Records to process:
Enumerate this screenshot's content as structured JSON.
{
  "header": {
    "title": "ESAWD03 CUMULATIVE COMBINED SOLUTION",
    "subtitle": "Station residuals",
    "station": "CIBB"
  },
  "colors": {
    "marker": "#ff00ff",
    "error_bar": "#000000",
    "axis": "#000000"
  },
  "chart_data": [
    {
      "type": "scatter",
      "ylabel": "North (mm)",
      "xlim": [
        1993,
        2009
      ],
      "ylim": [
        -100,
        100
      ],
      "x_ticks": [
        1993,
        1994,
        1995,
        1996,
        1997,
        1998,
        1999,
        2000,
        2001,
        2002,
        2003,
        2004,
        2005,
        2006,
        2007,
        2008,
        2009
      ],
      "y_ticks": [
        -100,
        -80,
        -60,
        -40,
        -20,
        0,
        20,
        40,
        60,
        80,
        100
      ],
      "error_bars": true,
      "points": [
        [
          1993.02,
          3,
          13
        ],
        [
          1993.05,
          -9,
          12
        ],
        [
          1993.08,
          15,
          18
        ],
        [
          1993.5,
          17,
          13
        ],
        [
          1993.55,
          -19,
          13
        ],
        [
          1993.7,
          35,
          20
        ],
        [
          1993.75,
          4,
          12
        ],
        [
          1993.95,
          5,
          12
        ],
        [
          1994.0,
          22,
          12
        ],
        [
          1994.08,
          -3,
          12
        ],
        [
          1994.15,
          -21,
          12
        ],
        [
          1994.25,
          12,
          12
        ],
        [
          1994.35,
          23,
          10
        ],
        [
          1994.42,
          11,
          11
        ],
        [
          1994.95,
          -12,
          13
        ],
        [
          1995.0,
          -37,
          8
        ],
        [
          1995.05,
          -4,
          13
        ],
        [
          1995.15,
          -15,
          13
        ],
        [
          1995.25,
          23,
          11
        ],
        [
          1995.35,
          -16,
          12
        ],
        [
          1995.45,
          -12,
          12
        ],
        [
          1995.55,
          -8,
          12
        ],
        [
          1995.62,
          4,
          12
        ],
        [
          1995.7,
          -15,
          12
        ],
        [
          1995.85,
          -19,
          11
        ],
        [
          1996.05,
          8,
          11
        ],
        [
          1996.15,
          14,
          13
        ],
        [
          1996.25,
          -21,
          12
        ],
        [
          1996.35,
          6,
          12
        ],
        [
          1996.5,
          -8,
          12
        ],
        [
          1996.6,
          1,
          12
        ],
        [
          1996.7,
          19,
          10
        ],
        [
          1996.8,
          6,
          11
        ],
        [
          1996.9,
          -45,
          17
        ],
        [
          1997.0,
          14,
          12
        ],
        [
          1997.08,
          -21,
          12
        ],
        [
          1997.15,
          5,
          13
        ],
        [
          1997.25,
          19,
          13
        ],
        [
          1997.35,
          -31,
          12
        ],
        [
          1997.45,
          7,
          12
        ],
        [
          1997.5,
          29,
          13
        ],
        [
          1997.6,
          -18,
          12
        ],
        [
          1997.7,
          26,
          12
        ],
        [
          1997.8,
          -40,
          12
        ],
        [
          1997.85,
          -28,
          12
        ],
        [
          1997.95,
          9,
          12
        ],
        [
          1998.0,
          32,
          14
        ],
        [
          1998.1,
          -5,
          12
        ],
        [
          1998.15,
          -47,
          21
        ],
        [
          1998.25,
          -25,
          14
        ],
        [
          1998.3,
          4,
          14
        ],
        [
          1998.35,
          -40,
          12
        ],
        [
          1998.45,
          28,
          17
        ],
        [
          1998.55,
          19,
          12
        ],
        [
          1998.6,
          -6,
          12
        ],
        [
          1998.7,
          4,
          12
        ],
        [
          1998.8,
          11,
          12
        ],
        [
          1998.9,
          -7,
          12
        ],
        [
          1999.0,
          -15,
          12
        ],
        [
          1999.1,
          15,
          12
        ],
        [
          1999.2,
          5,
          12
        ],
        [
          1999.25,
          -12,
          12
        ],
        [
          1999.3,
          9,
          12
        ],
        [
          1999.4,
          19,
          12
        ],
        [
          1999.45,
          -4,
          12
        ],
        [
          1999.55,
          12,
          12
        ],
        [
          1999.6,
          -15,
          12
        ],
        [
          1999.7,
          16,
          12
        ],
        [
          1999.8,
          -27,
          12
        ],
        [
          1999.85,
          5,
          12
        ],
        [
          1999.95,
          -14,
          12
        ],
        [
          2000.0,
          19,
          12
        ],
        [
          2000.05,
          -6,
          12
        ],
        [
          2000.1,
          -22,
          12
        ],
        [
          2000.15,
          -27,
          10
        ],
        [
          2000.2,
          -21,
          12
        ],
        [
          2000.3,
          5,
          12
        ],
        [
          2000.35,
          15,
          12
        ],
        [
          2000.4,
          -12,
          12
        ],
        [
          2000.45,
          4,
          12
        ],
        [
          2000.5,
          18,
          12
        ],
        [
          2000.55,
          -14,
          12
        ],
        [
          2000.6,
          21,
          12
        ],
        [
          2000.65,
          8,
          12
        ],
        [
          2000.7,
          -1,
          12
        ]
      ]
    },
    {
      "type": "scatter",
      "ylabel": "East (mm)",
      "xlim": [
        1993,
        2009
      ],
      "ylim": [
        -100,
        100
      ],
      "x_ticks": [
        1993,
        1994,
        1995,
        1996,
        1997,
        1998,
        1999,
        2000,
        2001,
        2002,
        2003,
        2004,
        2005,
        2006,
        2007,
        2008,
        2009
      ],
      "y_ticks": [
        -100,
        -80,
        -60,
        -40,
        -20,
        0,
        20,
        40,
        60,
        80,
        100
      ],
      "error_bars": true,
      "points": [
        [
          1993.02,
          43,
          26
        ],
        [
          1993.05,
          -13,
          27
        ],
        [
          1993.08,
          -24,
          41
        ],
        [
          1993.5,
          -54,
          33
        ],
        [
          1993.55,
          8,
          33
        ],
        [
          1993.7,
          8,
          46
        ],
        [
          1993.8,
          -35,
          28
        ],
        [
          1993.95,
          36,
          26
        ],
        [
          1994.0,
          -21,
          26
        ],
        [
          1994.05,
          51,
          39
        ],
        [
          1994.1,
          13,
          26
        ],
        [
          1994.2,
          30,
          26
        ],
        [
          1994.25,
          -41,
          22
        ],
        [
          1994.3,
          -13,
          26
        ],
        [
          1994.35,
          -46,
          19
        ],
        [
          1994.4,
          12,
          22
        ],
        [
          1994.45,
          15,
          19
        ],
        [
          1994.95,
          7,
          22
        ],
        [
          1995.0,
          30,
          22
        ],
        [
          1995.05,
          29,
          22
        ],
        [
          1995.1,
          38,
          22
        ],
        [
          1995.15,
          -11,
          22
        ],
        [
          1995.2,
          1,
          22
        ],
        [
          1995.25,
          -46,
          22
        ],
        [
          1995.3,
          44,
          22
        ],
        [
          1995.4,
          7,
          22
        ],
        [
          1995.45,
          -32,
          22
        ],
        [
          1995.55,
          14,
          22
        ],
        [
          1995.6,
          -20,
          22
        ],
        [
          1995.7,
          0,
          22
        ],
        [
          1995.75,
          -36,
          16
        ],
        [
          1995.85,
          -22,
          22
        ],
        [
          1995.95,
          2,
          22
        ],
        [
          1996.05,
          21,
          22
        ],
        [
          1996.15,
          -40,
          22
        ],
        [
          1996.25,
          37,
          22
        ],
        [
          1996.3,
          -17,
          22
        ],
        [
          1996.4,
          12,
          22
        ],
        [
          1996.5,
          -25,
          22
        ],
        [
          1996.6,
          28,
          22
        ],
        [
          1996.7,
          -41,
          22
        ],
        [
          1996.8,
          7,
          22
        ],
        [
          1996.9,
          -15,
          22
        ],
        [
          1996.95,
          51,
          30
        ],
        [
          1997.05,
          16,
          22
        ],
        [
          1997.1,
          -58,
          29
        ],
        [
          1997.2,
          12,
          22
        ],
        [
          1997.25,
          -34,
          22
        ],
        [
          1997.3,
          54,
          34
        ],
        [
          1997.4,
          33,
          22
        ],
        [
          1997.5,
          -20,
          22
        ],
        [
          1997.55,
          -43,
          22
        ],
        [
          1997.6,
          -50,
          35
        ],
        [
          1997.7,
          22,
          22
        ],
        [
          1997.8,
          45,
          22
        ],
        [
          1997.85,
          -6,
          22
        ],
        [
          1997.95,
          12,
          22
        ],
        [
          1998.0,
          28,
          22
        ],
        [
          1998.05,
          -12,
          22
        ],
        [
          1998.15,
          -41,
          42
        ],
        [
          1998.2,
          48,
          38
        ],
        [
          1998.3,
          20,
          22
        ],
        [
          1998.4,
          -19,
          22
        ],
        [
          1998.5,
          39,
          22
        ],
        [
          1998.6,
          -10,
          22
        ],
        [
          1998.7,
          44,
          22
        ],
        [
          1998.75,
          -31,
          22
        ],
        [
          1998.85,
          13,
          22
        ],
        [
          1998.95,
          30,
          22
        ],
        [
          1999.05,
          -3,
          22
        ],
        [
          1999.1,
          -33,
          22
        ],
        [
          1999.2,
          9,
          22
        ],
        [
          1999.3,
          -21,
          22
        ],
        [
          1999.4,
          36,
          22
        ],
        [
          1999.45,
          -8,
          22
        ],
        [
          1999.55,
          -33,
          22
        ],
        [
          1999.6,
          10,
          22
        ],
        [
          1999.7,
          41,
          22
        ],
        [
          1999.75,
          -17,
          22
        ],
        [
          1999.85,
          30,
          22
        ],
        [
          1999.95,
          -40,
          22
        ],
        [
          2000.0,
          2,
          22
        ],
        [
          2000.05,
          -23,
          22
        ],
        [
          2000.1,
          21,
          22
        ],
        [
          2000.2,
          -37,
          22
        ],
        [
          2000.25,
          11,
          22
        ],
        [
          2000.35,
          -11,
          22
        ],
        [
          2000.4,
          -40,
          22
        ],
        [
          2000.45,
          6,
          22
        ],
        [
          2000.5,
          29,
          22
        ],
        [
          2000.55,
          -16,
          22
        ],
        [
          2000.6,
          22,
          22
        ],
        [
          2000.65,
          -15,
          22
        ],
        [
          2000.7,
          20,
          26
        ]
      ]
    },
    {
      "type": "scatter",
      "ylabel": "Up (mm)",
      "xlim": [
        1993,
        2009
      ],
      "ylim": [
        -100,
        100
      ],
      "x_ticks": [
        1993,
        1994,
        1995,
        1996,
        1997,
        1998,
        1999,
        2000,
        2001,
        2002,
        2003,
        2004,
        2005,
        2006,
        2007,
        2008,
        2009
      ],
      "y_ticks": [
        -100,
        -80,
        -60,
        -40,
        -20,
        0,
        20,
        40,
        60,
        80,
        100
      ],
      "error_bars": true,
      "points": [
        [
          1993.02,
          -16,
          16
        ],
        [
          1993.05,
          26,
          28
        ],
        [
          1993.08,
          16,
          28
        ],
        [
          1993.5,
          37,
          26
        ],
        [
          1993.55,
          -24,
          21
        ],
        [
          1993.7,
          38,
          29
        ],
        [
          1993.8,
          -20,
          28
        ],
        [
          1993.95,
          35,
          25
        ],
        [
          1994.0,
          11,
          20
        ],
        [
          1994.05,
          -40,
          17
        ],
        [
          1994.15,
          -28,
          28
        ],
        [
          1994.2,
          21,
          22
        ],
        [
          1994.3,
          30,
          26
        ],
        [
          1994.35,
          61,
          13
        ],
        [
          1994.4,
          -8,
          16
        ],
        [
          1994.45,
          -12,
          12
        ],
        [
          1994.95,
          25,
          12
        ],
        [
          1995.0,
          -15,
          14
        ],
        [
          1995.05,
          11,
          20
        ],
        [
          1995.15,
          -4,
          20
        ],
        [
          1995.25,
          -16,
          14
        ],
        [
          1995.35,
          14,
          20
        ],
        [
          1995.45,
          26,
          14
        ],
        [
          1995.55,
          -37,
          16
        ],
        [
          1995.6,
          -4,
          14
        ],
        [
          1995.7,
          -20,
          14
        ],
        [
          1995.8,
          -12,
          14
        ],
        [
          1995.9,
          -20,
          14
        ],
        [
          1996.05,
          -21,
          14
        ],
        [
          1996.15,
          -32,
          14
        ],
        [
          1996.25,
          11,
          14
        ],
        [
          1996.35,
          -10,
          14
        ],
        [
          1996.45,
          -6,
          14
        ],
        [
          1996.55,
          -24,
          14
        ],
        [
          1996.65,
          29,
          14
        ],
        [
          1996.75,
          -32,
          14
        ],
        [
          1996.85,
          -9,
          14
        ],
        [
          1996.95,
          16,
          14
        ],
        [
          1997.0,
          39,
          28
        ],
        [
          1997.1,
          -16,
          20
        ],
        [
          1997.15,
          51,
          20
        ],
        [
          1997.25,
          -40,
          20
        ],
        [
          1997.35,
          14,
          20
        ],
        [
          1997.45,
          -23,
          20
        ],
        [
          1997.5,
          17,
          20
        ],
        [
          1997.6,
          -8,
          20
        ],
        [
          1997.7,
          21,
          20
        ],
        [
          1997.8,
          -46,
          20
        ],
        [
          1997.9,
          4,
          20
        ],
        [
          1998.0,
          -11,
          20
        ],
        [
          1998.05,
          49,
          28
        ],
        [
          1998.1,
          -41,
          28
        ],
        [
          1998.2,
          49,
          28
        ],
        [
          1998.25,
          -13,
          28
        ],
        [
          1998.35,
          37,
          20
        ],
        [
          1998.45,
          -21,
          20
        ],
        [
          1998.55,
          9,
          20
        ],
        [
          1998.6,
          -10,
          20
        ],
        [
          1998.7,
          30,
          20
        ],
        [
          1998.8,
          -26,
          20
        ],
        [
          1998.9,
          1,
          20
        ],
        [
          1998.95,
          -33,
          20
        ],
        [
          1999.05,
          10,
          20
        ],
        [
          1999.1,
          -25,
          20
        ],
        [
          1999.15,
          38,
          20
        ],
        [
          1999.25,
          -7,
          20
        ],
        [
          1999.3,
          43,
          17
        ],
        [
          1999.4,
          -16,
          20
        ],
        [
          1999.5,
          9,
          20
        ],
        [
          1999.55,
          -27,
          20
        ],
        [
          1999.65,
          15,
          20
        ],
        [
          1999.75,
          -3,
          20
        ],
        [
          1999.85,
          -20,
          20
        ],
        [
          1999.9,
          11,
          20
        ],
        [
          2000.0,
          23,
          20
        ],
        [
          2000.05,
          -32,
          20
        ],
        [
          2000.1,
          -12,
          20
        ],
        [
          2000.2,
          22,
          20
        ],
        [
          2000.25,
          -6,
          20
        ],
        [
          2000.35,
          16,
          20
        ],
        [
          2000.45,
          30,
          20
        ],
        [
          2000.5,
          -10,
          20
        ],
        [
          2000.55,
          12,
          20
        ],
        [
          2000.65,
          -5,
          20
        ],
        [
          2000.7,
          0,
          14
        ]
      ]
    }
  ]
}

What is being asked: Go through the material and copy out every line with "ylabel" in it.

Response to this exercise:
      "ylabel": "North (mm)",
      "ylabel": "East (mm)",
      "ylabel": "Up (mm)",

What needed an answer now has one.